### Set exercise
Reproduce the closing part of the entries exactly: the line with "Give me a plain-text" and all lines after it, ending with the last line, and nothing else.

### Data extract

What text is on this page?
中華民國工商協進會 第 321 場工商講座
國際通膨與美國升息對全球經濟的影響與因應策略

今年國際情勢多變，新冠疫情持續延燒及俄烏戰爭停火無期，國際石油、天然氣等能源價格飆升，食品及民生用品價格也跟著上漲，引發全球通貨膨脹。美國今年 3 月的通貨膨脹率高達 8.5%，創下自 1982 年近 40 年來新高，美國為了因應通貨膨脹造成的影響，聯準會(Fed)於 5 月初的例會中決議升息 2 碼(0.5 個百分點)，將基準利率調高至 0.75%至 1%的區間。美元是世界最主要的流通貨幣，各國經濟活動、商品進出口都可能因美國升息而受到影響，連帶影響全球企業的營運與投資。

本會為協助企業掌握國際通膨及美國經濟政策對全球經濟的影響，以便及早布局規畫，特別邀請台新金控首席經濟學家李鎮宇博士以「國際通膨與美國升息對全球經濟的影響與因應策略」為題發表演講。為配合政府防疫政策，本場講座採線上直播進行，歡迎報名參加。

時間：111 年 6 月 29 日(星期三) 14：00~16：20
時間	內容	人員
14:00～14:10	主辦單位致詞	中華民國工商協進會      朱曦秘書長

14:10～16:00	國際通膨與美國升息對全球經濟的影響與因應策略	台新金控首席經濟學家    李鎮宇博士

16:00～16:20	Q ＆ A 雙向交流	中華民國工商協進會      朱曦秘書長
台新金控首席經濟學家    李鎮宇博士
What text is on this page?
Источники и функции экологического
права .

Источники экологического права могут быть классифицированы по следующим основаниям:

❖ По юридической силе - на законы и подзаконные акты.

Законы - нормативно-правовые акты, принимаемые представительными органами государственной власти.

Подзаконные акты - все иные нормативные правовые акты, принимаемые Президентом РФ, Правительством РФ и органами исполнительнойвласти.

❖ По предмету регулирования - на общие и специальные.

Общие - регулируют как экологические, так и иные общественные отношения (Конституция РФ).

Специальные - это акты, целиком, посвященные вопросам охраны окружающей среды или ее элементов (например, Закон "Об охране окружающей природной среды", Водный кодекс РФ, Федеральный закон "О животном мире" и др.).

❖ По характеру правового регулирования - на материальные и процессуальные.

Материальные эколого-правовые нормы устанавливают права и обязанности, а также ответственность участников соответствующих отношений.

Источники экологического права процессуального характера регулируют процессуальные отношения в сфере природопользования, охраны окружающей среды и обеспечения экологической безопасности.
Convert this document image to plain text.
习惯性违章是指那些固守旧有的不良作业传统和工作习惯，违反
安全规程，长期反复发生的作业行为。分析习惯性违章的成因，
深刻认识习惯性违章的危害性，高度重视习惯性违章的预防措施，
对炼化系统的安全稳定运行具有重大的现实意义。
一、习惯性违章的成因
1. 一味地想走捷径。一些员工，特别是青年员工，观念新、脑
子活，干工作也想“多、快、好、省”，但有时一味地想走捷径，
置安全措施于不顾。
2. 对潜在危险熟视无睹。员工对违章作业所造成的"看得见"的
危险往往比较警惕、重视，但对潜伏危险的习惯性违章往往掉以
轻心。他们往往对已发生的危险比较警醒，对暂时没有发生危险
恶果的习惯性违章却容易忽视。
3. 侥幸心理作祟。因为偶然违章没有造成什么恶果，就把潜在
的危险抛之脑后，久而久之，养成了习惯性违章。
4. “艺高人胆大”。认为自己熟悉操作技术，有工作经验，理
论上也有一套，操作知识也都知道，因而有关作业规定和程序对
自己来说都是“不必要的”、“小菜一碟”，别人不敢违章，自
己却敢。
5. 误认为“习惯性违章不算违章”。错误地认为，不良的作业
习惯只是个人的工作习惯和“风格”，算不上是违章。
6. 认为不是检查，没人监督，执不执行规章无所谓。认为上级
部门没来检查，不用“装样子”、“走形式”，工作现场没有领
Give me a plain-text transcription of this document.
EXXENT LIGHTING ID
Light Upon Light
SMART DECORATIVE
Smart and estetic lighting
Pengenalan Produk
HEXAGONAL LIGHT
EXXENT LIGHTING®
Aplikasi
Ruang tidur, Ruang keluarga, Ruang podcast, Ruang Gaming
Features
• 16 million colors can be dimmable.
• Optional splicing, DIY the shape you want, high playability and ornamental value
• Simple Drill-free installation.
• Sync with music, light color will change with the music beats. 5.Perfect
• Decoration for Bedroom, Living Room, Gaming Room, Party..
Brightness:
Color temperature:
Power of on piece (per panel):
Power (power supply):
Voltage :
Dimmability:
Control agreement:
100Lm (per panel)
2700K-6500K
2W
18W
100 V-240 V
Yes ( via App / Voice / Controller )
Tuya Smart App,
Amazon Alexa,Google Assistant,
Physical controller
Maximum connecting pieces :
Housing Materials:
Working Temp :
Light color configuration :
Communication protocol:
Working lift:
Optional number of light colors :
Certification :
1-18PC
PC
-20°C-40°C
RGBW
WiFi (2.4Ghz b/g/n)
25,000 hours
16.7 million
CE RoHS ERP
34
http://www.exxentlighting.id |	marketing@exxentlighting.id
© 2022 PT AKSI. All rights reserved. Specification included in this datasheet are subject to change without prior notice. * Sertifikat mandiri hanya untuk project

### Finished task
Give me a plain-text transcription of this document.
EXXENT LIGHTING ID
Light Upon Light
SMART DECORATIVE
Smart and estetic lighting
Pengenalan Produk
HEXAGONAL LIGHT
EXXENT LIGHTING®
Aplikasi
Ruang tidur, Ruang keluarga, Ruang podcast, Ruang Gaming
Features
• 16 million colors can be dimmable.
• Optional splicing, DIY the shape you want, high playability and ornamental value
• Simple Drill-free installation.
• Sync with music, light color will change with the music beats. 5.Perfect
• Decoration for Bedroom, Living Room, Gaming Room, Party..
Brightness:
Color temperature:
Power of on piece (per panel):
Power (power supply):
Voltage :
Dimmability:
Control agreement:
100Lm (per panel)
2700K-6500K
2W
18W
100 V-240 V
Yes ( via App / Voice / Controller )
Tuya Smart App,
Amazon Alexa,Google Assistant,
Physical controller
Maximum connecting pieces :
Housing Materials:
Working Temp :
Light color configuration :
Communication protocol:
Working lift:
Optional number of light colors :
Certification :
1-18PC
PC
-20°C-40°C
RGBW
WiFi (2.4Ghz b/g/n)
25,000 hours
16.7 million
CE RoHS ERP
34
http://www.exxentlighting.id |	marketing@exxentlighting.id
© 2022 PT AKSI. All rights reserved. Specification included in this datasheet are subject to change without prior notice. * Sertifikat mandiri hanya untuk project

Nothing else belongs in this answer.